TASK REQUIREMENTS. List each line of the data that holds the string "chart", please.

Dataset items
[start]
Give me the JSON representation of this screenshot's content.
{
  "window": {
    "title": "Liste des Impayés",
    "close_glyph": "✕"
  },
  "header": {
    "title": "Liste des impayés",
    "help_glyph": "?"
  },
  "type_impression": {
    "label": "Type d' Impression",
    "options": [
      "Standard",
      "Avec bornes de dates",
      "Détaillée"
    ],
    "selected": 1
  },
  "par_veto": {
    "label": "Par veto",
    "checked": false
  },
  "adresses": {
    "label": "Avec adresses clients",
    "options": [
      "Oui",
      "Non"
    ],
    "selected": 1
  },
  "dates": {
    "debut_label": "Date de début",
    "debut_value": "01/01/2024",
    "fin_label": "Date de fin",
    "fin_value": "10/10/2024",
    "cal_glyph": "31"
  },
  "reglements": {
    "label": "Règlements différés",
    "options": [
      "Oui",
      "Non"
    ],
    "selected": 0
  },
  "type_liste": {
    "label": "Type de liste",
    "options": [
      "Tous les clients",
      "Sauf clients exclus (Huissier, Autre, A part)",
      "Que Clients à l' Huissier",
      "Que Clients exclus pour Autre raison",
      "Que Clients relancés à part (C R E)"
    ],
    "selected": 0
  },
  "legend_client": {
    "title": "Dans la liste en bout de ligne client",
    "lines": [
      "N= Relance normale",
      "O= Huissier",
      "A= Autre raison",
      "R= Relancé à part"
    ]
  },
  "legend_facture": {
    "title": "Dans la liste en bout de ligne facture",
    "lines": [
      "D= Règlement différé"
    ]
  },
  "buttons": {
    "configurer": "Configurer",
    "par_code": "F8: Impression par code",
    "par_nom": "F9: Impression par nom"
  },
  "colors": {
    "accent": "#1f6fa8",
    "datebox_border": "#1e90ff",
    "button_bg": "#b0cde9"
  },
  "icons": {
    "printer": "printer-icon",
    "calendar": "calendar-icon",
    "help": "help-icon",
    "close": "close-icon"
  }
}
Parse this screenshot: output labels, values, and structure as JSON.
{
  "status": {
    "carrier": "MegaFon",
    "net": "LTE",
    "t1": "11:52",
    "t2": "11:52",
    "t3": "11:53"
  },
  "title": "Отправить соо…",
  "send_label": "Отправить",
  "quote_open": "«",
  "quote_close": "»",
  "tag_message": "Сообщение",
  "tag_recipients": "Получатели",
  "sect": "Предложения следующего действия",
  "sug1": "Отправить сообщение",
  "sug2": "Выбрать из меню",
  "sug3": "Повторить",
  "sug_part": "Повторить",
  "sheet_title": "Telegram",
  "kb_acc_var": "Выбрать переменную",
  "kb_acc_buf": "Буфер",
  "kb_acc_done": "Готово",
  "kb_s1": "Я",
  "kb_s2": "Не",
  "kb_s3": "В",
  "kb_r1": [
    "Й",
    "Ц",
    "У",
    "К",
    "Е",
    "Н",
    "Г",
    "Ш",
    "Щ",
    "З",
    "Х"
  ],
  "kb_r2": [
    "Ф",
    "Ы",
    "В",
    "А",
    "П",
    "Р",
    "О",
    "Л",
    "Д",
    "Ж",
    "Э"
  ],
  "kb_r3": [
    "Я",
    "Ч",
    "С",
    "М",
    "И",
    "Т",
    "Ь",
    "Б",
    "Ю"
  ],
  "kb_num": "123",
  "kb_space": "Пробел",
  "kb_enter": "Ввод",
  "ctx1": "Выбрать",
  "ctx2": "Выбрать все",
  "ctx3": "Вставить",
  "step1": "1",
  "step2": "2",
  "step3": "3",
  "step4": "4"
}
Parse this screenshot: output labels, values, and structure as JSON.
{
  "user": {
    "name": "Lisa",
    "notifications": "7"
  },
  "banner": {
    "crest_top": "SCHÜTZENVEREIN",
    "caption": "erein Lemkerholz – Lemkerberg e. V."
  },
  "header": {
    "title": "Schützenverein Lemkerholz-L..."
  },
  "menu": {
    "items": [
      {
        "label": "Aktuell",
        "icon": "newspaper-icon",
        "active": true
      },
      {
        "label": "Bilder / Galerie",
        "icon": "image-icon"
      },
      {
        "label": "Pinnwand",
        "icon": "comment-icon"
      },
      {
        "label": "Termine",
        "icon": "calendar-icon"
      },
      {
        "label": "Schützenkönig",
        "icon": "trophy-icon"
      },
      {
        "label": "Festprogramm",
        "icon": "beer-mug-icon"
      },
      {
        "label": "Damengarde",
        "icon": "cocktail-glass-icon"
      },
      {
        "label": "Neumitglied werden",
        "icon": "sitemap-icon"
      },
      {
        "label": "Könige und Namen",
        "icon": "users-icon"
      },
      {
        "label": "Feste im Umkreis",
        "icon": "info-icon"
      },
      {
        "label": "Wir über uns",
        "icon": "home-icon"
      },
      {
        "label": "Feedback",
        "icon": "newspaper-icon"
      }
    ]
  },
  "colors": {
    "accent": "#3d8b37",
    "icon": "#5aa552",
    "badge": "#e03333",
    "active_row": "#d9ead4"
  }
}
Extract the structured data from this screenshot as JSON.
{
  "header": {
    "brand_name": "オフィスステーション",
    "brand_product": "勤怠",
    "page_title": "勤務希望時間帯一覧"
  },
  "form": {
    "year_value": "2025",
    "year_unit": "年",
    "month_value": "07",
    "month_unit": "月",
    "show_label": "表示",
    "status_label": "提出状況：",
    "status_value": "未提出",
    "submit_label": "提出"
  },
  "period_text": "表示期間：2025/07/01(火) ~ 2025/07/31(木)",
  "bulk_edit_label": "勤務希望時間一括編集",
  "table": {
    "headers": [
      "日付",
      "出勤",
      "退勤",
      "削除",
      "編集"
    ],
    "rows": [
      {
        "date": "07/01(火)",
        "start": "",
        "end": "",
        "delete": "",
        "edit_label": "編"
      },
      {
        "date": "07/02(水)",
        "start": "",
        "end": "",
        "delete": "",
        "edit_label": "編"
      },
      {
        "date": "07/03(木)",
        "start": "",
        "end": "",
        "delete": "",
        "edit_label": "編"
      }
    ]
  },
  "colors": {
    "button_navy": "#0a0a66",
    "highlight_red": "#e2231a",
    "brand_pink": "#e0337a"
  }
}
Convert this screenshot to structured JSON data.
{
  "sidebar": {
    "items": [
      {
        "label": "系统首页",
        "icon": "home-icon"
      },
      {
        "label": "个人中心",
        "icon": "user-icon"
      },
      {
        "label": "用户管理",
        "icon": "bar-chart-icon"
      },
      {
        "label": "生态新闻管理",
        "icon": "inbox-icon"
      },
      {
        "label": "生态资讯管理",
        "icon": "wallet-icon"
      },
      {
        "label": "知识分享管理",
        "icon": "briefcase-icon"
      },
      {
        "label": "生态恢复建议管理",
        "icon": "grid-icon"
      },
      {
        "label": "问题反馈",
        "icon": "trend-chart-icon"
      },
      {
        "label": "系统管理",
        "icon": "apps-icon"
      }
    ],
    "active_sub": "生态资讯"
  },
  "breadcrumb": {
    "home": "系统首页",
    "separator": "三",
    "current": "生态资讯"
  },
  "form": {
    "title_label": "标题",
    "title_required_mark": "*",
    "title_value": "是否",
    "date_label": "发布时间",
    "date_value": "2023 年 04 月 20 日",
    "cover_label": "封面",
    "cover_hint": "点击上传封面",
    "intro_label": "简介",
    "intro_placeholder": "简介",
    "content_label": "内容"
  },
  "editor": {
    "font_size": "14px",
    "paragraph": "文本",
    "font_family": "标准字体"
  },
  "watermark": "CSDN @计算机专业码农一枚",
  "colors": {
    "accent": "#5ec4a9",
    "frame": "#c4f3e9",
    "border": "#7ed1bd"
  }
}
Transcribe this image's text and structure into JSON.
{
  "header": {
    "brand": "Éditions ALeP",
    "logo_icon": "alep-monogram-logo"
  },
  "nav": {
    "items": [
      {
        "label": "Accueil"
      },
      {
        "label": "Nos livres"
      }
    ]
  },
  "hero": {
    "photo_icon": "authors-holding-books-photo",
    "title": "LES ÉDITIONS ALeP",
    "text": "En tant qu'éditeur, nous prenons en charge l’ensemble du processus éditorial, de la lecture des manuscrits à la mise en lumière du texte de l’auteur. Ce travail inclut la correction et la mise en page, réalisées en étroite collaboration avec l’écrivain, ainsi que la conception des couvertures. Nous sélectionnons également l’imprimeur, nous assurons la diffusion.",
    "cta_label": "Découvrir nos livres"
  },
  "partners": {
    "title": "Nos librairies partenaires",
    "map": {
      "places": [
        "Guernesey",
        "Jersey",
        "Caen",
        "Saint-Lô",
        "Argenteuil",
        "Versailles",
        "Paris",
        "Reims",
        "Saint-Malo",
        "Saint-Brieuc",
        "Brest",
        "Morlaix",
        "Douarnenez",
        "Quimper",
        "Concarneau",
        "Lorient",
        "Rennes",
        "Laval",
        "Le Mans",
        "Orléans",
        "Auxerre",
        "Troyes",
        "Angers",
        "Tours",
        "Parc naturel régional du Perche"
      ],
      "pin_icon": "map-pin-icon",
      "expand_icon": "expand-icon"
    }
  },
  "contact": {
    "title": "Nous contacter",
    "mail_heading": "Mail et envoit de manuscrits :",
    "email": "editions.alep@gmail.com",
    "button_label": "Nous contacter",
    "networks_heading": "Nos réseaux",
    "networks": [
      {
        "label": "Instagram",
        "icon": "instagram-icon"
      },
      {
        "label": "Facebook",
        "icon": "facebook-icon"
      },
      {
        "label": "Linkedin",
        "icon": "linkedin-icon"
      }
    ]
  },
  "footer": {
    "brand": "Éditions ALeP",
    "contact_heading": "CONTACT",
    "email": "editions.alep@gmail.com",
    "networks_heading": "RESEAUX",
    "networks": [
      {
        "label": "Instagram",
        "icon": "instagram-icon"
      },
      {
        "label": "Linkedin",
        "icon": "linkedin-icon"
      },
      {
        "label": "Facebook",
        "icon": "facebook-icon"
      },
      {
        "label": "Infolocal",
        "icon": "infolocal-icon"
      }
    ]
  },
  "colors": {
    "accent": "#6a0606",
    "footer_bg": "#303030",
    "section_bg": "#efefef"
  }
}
[end]
THE OUTPUT.
        "icon": "bar-chart-icon"
        "icon": "trend-chart-icon"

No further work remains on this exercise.